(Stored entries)

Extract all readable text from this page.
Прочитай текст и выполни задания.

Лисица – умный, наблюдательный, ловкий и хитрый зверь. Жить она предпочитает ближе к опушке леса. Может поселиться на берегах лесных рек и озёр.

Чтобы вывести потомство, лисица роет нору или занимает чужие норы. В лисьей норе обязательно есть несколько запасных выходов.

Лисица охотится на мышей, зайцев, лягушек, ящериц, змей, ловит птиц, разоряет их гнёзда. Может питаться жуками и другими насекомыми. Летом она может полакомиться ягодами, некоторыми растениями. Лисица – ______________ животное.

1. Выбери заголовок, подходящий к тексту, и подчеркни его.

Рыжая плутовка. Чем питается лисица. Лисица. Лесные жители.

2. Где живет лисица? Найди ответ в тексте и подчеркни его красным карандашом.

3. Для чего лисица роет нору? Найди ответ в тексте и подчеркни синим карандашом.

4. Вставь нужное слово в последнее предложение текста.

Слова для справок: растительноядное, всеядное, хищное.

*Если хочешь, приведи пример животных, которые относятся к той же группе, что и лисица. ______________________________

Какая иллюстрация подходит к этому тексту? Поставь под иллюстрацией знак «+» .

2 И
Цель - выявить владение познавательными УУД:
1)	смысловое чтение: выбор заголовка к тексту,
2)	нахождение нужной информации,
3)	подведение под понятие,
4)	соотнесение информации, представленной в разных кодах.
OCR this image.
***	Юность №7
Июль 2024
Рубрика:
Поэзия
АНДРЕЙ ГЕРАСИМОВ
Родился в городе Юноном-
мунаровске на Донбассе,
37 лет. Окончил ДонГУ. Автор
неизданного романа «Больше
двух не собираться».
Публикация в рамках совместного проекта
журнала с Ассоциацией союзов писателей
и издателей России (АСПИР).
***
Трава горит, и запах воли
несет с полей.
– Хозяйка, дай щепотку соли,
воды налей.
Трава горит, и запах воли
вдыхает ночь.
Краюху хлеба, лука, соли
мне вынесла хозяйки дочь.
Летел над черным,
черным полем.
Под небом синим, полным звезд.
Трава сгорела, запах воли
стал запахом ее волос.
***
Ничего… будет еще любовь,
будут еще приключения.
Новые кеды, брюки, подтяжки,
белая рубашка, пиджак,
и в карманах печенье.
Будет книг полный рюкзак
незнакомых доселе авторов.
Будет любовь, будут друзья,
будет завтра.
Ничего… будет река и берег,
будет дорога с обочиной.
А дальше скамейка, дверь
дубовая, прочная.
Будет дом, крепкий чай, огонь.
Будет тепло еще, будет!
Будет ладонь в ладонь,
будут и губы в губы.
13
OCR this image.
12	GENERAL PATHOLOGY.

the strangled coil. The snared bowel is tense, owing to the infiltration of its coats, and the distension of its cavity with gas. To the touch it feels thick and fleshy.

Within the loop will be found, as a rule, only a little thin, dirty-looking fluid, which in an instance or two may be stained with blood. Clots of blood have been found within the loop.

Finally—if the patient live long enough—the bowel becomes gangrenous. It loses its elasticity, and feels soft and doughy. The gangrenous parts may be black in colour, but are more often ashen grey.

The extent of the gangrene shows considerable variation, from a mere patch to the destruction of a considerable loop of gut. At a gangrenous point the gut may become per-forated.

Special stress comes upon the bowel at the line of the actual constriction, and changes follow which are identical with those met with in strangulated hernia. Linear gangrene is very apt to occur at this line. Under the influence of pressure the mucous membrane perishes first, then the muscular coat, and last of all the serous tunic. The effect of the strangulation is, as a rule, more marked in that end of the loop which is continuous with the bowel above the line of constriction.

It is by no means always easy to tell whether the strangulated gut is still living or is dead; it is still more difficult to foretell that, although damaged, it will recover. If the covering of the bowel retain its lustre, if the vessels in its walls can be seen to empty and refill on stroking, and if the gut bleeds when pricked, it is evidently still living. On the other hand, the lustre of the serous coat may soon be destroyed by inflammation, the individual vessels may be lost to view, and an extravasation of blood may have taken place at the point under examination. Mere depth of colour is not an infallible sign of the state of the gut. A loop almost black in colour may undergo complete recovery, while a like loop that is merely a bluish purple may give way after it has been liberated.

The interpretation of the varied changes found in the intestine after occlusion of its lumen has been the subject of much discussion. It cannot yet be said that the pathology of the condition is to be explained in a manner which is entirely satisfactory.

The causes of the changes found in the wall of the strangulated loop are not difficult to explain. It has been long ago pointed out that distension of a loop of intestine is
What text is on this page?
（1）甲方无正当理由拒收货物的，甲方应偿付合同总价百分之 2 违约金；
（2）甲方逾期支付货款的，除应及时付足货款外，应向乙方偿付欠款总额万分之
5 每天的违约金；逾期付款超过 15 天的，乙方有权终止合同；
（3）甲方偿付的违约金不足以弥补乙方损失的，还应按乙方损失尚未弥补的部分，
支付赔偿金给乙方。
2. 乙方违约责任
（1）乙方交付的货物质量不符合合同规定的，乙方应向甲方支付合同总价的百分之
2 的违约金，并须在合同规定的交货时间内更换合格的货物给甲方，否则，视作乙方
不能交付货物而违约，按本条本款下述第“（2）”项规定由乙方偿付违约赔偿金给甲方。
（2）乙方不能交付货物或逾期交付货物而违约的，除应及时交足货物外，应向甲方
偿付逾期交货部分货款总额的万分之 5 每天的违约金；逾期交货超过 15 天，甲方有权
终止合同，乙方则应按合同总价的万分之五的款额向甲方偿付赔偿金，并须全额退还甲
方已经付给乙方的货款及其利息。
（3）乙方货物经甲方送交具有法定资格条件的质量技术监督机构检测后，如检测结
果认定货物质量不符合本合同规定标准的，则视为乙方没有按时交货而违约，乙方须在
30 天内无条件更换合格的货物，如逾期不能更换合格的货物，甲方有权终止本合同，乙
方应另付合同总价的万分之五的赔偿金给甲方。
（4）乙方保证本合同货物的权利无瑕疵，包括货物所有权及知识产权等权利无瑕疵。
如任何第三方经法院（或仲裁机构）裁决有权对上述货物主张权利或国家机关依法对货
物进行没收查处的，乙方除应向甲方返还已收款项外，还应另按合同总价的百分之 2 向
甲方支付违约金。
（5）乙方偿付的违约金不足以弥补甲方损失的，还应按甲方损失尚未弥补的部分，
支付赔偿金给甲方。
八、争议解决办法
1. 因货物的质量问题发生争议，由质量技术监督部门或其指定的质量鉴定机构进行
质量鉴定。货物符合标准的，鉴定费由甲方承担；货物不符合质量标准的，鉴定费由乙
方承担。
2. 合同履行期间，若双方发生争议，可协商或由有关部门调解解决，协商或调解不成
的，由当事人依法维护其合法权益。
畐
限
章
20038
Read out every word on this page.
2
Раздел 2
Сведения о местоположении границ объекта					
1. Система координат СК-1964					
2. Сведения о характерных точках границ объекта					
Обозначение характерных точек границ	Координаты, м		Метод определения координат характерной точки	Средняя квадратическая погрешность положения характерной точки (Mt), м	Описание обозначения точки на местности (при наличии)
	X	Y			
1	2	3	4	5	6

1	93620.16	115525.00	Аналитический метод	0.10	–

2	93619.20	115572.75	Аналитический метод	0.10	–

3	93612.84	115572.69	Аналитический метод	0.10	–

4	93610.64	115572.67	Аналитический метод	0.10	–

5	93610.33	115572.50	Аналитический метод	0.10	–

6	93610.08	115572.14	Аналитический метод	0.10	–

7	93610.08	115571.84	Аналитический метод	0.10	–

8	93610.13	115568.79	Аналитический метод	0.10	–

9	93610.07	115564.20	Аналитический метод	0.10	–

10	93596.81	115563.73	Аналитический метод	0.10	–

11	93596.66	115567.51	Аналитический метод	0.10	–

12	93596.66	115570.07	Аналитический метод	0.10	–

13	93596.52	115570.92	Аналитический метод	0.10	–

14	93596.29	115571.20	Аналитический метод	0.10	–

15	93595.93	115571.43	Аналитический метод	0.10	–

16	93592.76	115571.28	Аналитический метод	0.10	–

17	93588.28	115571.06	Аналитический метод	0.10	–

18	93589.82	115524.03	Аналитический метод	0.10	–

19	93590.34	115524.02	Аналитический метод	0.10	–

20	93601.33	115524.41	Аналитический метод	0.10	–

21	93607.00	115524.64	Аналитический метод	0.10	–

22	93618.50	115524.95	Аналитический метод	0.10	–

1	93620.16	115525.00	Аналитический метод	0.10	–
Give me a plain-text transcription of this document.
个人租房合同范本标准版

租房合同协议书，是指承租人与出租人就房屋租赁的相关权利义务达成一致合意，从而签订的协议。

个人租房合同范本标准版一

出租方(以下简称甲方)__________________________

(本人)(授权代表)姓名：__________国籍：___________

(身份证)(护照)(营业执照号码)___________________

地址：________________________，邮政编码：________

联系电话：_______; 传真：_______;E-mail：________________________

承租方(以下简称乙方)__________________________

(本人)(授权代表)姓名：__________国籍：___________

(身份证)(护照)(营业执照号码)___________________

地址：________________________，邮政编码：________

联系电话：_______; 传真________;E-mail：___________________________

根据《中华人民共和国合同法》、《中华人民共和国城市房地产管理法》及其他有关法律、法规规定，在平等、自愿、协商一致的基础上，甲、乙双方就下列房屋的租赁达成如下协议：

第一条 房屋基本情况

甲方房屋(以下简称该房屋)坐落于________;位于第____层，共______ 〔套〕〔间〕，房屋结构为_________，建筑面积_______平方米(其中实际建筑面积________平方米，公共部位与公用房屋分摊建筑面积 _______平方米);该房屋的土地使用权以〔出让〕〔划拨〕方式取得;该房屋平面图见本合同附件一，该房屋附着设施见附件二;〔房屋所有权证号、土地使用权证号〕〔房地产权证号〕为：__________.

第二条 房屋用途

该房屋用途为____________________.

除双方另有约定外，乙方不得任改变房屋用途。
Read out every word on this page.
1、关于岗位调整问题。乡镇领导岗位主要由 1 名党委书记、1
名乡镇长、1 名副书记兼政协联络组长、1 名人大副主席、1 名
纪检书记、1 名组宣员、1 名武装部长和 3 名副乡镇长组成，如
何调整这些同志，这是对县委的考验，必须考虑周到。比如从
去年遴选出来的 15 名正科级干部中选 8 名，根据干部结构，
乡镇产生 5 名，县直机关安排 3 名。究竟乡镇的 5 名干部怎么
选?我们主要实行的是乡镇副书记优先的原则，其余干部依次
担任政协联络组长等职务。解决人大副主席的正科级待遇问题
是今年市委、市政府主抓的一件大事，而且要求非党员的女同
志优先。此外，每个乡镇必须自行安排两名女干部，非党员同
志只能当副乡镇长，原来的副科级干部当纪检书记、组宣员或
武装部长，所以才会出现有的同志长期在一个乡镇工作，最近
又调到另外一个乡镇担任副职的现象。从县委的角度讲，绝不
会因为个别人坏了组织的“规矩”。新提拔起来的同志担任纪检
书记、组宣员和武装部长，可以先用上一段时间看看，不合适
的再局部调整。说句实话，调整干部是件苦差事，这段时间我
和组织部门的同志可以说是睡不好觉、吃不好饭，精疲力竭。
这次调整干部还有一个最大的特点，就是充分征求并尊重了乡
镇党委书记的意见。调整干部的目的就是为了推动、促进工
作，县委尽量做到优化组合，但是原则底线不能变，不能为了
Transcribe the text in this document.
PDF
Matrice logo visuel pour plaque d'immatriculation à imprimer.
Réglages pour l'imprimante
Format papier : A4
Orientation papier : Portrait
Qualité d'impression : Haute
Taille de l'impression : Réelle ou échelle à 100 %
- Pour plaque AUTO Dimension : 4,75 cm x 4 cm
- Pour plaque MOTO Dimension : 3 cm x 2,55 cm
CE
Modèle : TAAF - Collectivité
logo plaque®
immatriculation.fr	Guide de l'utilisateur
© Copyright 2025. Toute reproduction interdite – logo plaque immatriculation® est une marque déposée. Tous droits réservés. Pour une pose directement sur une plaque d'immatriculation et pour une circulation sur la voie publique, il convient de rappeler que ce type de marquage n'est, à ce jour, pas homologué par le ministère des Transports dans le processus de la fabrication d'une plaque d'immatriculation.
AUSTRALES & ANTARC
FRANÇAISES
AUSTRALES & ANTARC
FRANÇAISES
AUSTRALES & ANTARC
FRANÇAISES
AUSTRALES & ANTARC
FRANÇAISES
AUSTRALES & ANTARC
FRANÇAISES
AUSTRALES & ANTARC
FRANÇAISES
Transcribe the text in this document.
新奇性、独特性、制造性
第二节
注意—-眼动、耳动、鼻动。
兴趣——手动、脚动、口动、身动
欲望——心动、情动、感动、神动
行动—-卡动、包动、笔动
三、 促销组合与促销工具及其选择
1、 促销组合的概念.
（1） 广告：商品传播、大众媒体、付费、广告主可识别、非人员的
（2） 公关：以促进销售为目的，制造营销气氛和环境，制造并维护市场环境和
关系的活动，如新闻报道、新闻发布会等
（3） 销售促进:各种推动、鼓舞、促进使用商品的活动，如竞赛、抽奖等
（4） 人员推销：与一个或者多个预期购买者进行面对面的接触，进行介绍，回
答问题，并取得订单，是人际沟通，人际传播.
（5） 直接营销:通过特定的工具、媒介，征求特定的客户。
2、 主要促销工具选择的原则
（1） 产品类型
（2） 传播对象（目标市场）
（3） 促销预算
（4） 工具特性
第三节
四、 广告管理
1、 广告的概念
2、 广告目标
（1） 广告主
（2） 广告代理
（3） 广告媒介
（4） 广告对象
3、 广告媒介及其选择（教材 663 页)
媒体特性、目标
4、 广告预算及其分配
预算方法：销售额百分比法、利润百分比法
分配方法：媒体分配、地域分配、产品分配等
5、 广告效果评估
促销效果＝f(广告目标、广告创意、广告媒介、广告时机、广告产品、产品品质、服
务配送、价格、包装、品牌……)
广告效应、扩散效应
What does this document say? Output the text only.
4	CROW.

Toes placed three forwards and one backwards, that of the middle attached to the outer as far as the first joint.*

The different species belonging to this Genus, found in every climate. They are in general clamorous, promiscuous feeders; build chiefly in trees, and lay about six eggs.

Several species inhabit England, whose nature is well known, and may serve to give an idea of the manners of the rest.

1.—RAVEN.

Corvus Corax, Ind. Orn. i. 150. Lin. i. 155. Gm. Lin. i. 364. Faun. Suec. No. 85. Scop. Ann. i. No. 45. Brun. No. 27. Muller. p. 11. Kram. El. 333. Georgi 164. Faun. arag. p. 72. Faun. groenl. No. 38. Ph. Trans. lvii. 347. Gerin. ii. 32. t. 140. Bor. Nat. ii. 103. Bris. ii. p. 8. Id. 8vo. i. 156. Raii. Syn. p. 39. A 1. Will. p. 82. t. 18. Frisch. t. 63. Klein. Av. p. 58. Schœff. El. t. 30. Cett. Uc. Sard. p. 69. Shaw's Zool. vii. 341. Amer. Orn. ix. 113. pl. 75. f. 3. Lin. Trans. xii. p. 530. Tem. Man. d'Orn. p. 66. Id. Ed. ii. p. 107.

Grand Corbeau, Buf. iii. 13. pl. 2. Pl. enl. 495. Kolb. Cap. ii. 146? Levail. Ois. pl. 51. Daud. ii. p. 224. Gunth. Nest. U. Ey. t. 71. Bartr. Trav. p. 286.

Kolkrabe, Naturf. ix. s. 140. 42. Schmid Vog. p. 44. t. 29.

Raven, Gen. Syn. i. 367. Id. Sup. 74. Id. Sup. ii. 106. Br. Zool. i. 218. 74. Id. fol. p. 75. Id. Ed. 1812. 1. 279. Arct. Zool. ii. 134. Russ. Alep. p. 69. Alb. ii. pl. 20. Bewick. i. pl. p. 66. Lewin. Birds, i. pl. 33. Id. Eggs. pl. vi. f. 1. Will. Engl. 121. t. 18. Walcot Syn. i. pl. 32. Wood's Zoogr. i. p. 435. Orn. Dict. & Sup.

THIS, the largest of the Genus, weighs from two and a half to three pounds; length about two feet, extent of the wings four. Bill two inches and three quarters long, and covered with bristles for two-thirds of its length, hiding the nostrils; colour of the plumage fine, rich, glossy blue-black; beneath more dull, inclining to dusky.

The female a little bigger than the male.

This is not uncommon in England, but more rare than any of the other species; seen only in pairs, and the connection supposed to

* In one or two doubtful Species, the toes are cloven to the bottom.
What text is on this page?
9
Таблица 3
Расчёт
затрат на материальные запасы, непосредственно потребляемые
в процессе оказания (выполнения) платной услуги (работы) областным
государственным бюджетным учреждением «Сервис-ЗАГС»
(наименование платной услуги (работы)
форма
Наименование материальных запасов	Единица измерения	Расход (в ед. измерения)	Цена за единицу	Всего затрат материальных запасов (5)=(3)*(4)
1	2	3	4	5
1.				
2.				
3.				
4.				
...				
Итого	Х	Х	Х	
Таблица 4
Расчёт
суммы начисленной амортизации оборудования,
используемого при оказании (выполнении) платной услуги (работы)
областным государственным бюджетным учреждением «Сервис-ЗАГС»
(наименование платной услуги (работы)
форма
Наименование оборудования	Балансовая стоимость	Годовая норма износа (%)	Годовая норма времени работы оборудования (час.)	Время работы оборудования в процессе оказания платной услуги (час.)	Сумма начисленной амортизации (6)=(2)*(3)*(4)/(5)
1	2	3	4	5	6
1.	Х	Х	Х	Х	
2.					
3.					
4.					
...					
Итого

What you are asked to do: From the records, copy every line that has the string "Dimension" in it.

Result of the task:
- Pour plaque AUTO Dimension : 4,75 cm x 4 cm
- Pour plaque MOTO Dimension : 3 cm x 2,55 cm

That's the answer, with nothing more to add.